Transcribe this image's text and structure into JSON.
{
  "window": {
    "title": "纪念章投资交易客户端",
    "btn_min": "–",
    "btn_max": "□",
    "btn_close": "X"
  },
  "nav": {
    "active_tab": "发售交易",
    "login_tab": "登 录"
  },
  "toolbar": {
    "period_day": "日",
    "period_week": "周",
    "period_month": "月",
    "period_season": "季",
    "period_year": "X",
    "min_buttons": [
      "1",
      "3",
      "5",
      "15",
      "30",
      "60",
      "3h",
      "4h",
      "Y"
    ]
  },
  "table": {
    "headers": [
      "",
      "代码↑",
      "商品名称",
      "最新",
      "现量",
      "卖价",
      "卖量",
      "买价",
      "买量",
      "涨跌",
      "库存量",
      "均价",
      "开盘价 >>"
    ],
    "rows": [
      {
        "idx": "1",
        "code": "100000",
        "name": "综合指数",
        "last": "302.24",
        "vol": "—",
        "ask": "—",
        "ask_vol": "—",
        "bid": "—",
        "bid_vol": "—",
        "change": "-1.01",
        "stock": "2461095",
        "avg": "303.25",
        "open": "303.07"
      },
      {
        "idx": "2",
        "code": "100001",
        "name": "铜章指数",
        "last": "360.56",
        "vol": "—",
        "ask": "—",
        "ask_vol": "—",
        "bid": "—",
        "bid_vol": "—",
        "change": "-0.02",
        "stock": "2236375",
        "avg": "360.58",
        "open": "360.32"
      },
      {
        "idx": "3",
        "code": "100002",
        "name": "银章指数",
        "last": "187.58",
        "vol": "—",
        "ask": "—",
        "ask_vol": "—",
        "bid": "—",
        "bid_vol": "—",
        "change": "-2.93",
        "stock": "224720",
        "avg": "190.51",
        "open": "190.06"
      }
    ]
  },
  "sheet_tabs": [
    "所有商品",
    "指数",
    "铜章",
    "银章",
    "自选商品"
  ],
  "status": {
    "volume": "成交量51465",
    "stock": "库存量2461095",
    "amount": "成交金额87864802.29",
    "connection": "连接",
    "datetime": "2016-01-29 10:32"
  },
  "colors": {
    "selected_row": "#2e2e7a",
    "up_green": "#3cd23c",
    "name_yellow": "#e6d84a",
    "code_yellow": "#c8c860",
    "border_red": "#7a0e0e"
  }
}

==

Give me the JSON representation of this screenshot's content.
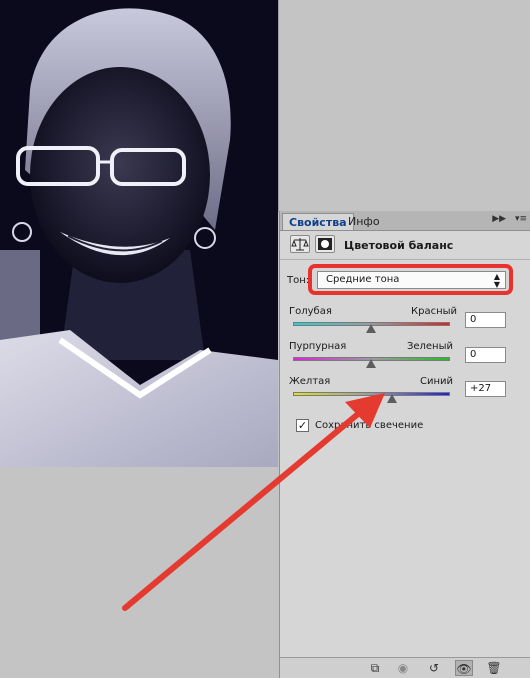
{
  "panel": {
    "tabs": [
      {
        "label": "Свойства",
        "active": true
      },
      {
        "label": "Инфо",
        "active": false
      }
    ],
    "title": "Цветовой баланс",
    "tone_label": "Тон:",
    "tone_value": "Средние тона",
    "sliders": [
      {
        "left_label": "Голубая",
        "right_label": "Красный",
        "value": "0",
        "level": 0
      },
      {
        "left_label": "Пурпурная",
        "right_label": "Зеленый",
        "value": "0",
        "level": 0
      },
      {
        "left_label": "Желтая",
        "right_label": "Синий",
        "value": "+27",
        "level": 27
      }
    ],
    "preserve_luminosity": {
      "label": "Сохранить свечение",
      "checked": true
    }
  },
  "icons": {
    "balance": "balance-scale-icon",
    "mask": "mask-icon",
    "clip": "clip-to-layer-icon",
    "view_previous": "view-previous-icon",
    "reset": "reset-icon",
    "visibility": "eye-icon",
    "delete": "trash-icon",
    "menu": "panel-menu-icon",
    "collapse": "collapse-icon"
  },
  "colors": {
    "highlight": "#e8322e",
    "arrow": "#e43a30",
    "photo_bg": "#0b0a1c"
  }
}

#### [Exercise]
Check each line of the records for "stock" and copy the ones that contain it.

#### [Solution to this exercise]
        "stock": "2461095",
        "stock": "2236375",
        "stock": "224720",
    "stock": "库存量2461095",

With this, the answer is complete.